Stored data entries
•••
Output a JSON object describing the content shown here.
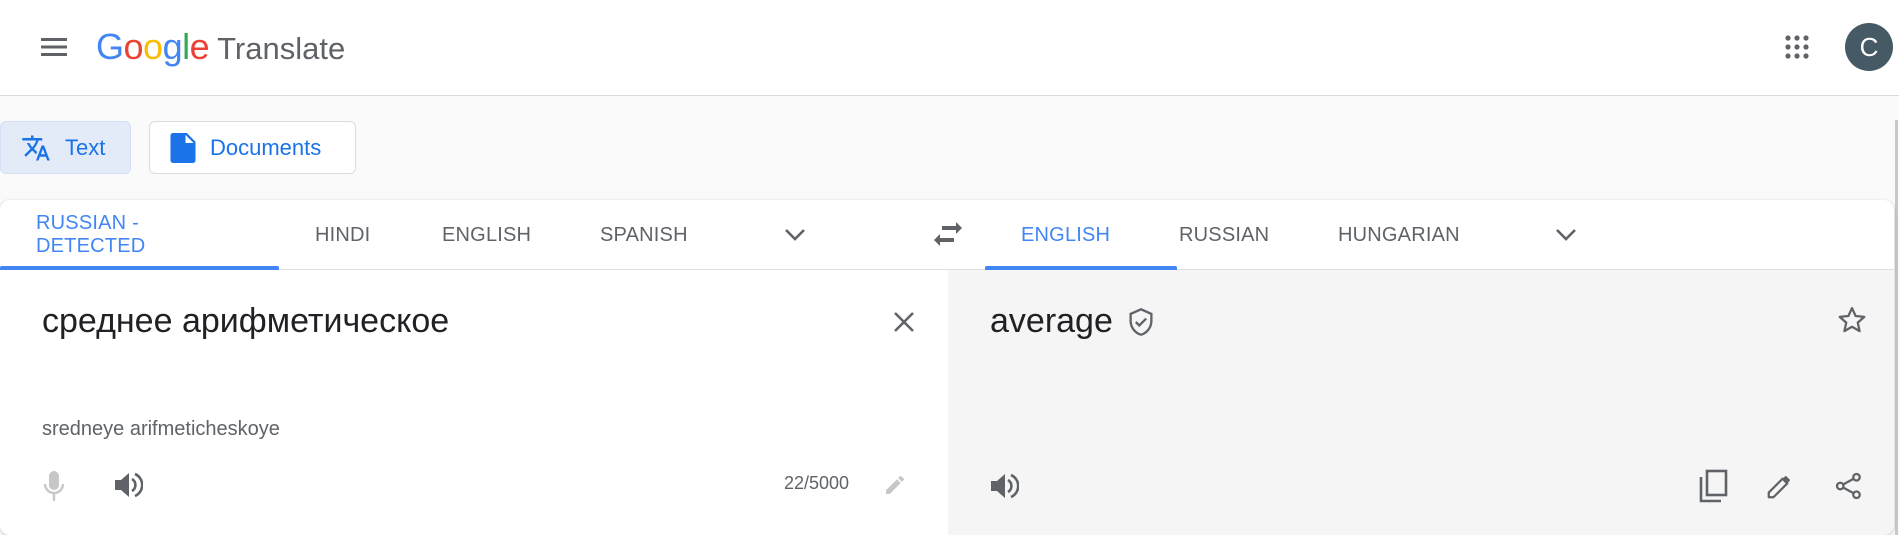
{
  "header": {
    "menu_icon": "hamburger-menu-icon",
    "logo": {
      "letters": [
        {
          "ch": "G",
          "color": "#4285f4"
        },
        {
          "ch": "o",
          "color": "#ea4335"
        },
        {
          "ch": "o",
          "color": "#fbbc05"
        },
        {
          "ch": "g",
          "color": "#4285f4"
        },
        {
          "ch": "l",
          "color": "#34a853"
        },
        {
          "ch": "e",
          "color": "#ea4335"
        }
      ],
      "product": "Translate"
    },
    "apps_icon": "apps-grid-icon",
    "avatar_initial": "C",
    "avatar_color": "#455a64"
  },
  "modes": [
    {
      "label": "Text",
      "icon": "translate-icon",
      "active": true
    },
    {
      "label": "Documents",
      "icon": "document-icon",
      "active": false
    }
  ],
  "source_tabs": [
    {
      "label": "RUSSIAN - DETECTED",
      "active": true
    },
    {
      "label": "HINDI",
      "active": false
    },
    {
      "label": "ENGLISH",
      "active": false
    },
    {
      "label": "SPANISH",
      "active": false
    }
  ],
  "target_tabs": [
    {
      "label": "ENGLISH",
      "active": true
    },
    {
      "label": "RUSSIAN",
      "active": false
    },
    {
      "label": "HUNGARIAN",
      "active": false
    }
  ],
  "source": {
    "text": "среднее арифметическое",
    "transliteration": "sredneye arifmeticheskoye",
    "char_count": "22/5000"
  },
  "target": {
    "text": "average"
  },
  "colors": {
    "accent": "#4285f4",
    "link_blue": "#1a73e8",
    "icon_gray": "#5f6368",
    "disabled_gray": "#c7c7c7"
  }
}
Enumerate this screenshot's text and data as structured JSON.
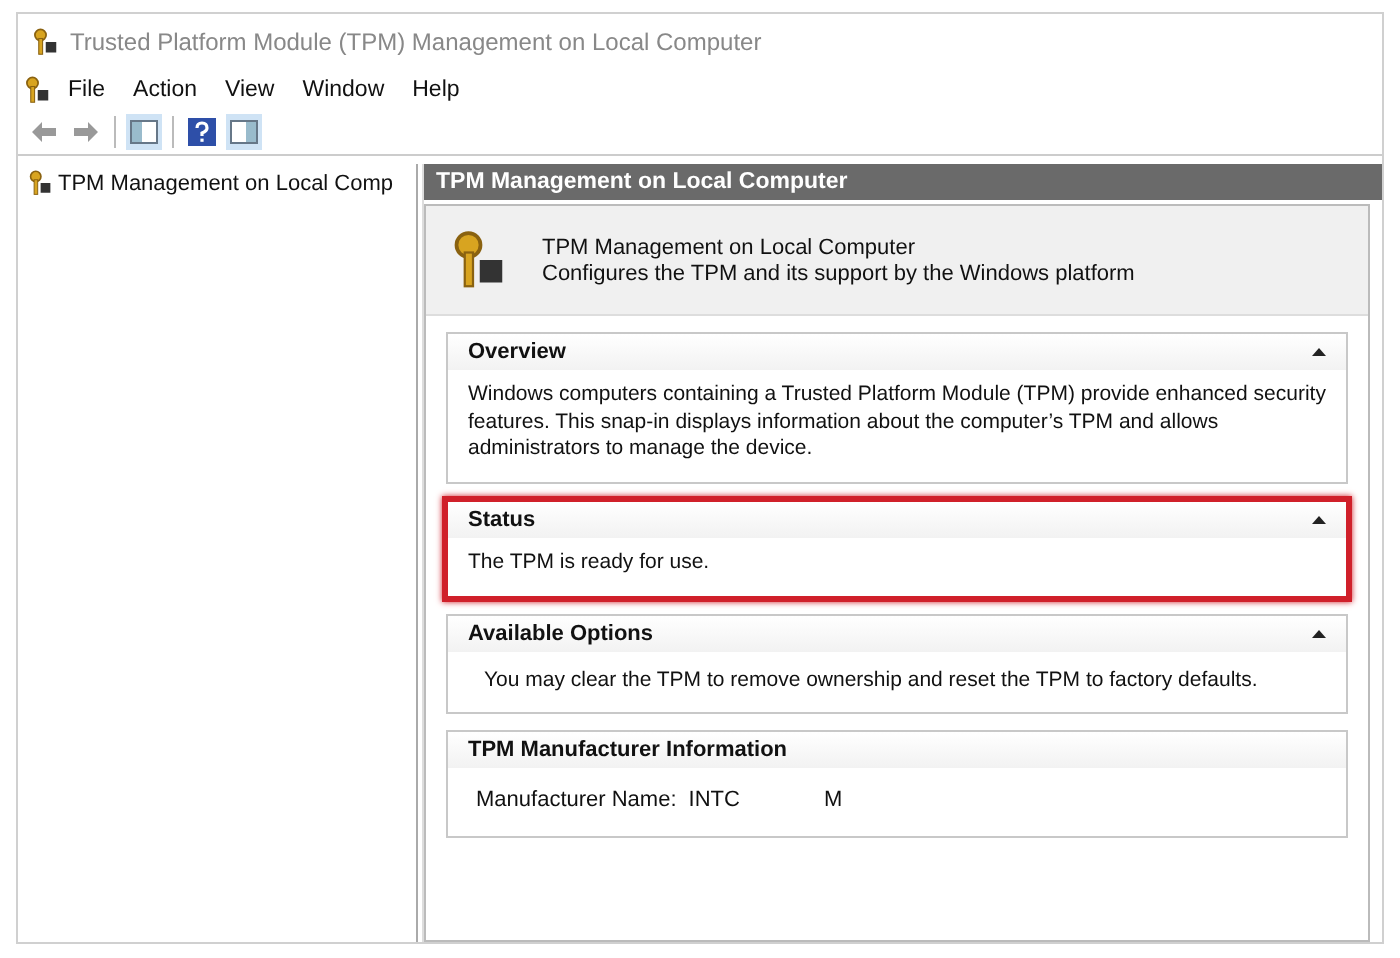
{
  "window": {
    "title": "Trusted Platform Module (TPM) Management on Local Computer"
  },
  "menu": [
    "File",
    "Action",
    "View",
    "Window",
    "Help"
  ],
  "tree": {
    "items": [
      {
        "label": "TPM Management on Local Comp",
        "selected": false
      }
    ]
  },
  "pane": {
    "header": "TPM Management on Local Computer",
    "info_title": "TPM Management on Local Computer",
    "info_subtitle": "Configures the TPM and its support by the Windows platform",
    "sections": [
      {
        "title": "Overview",
        "collapsible": true,
        "highlighted": false,
        "kind": "text",
        "text": "Windows computers containing a Trusted Platform Module (TPM) provide enhanced security features. This snap-in displays information about the computer’s TPM and allows administrators to manage the device."
      },
      {
        "title": "Status",
        "collapsible": true,
        "highlighted": true,
        "kind": "text",
        "text": "The TPM is ready for use."
      },
      {
        "title": "Available Options",
        "collapsible": true,
        "highlighted": false,
        "kind": "indented",
        "text": "You may clear the TPM to remove ownership and reset the TPM to factory defaults."
      },
      {
        "title": "TPM Manufacturer Information",
        "collapsible": false,
        "highlighted": false,
        "kind": "field",
        "label": "Manufacturer Name:",
        "values": [
          "INTC",
          "M"
        ]
      }
    ]
  }
}
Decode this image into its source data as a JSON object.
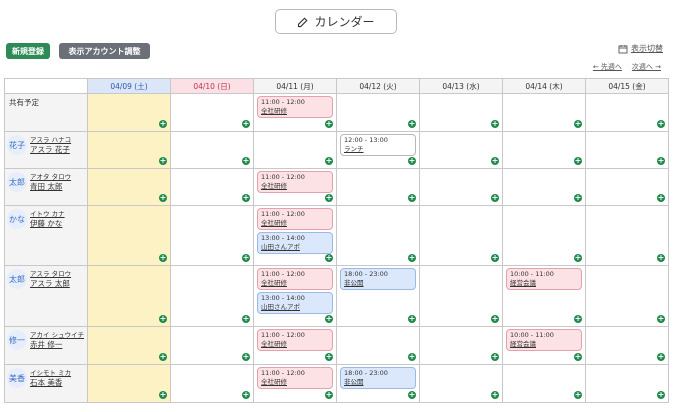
•••
**OBJECTIVE:** Exactly how many lines of the material contain the word "kind"? Write the number alone.

**SOLUTION BELOW:** 4